Look through the data below and work out how many lines contain the string "title". Give the number alone.

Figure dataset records
.....
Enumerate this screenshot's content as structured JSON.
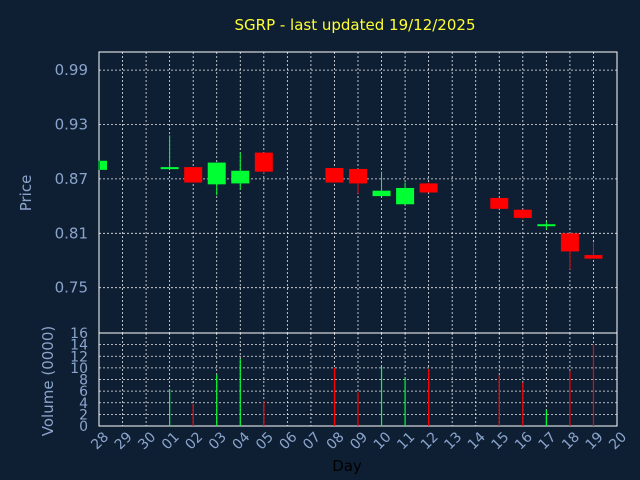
{
  "chart_data": [
    {
      "type": "candlestick",
      "title": "SGRP - last updated 19/12/2025",
      "ylabel": "Price",
      "ylim": [
        0.7,
        1.01
      ],
      "yticks": [
        "0.99",
        "0.93",
        "0.87",
        "0.81",
        "0.75"
      ],
      "grid": true,
      "colors": {
        "up": "#00ff33",
        "down": "#ff0000",
        "title": "#ffff33",
        "axis_text": "#8aa4cc",
        "background": "#0f1f33"
      },
      "candles": [
        {
          "day": "28",
          "open": 0.88,
          "high": 0.89,
          "low": 0.88,
          "close": 0.89
        },
        {
          "day": "01",
          "open": 0.882,
          "high": 0.918,
          "low": 0.882,
          "close": 0.883
        },
        {
          "day": "02",
          "open": 0.883,
          "high": 0.883,
          "low": 0.866,
          "close": 0.866
        },
        {
          "day": "03",
          "open": 0.864,
          "high": 0.888,
          "low": 0.852,
          "close": 0.888
        },
        {
          "day": "04",
          "open": 0.865,
          "high": 0.899,
          "low": 0.858,
          "close": 0.879
        },
        {
          "day": "05",
          "open": 0.899,
          "high": 0.899,
          "low": 0.876,
          "close": 0.878
        },
        {
          "day": "08",
          "open": 0.882,
          "high": 0.882,
          "low": 0.866,
          "close": 0.866
        },
        {
          "day": "09",
          "open": 0.881,
          "high": 0.881,
          "low": 0.854,
          "close": 0.865
        },
        {
          "day": "10",
          "open": 0.851,
          "high": 0.878,
          "low": 0.851,
          "close": 0.857
        },
        {
          "day": "11",
          "open": 0.842,
          "high": 0.866,
          "low": 0.842,
          "close": 0.86
        },
        {
          "day": "12",
          "open": 0.865,
          "high": 0.866,
          "low": 0.855,
          "close": 0.855
        },
        {
          "day": "15",
          "open": 0.849,
          "high": 0.849,
          "low": 0.837,
          "close": 0.837
        },
        {
          "day": "16",
          "open": 0.836,
          "high": 0.836,
          "low": 0.826,
          "close": 0.827
        },
        {
          "day": "17",
          "open": 0.818,
          "high": 0.823,
          "low": 0.814,
          "close": 0.82
        },
        {
          "day": "18",
          "open": 0.81,
          "high": 0.81,
          "low": 0.77,
          "close": 0.79
        },
        {
          "day": "19",
          "open": 0.786,
          "high": 0.8,
          "low": 0.782,
          "close": 0.782
        }
      ]
    },
    {
      "type": "bar",
      "ylabel": "Volume (0000)",
      "xlabel": "Day",
      "ylim": [
        0,
        16
      ],
      "yticks": [
        "16",
        "14",
        "12",
        "10",
        "8",
        "6",
        "4",
        "2",
        "0"
      ],
      "categories": [
        "28",
        "29",
        "30",
        "01",
        "02",
        "03",
        "04",
        "05",
        "06",
        "07",
        "08",
        "09",
        "10",
        "11",
        "12",
        "13",
        "14",
        "15",
        "16",
        "17",
        "18",
        "19",
        "20"
      ],
      "values": [
        0,
        0,
        0,
        6.3,
        3.8,
        8.8,
        11.5,
        4.3,
        0,
        0,
        10.0,
        5.8,
        10.2,
        8.3,
        9.8,
        0,
        0,
        8.8,
        7.5,
        2.8,
        9.5,
        14.0,
        0
      ],
      "bar_colors": [
        "up",
        "up",
        "up",
        "up",
        "down",
        "up",
        "up",
        "down",
        "up",
        "up",
        "down",
        "down",
        "up",
        "up",
        "down",
        "up",
        "up",
        "down",
        "down",
        "up",
        "down",
        "down",
        "up"
      ]
    }
  ]
}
.....
OUTPUT FOR THIS EXERCISE:
2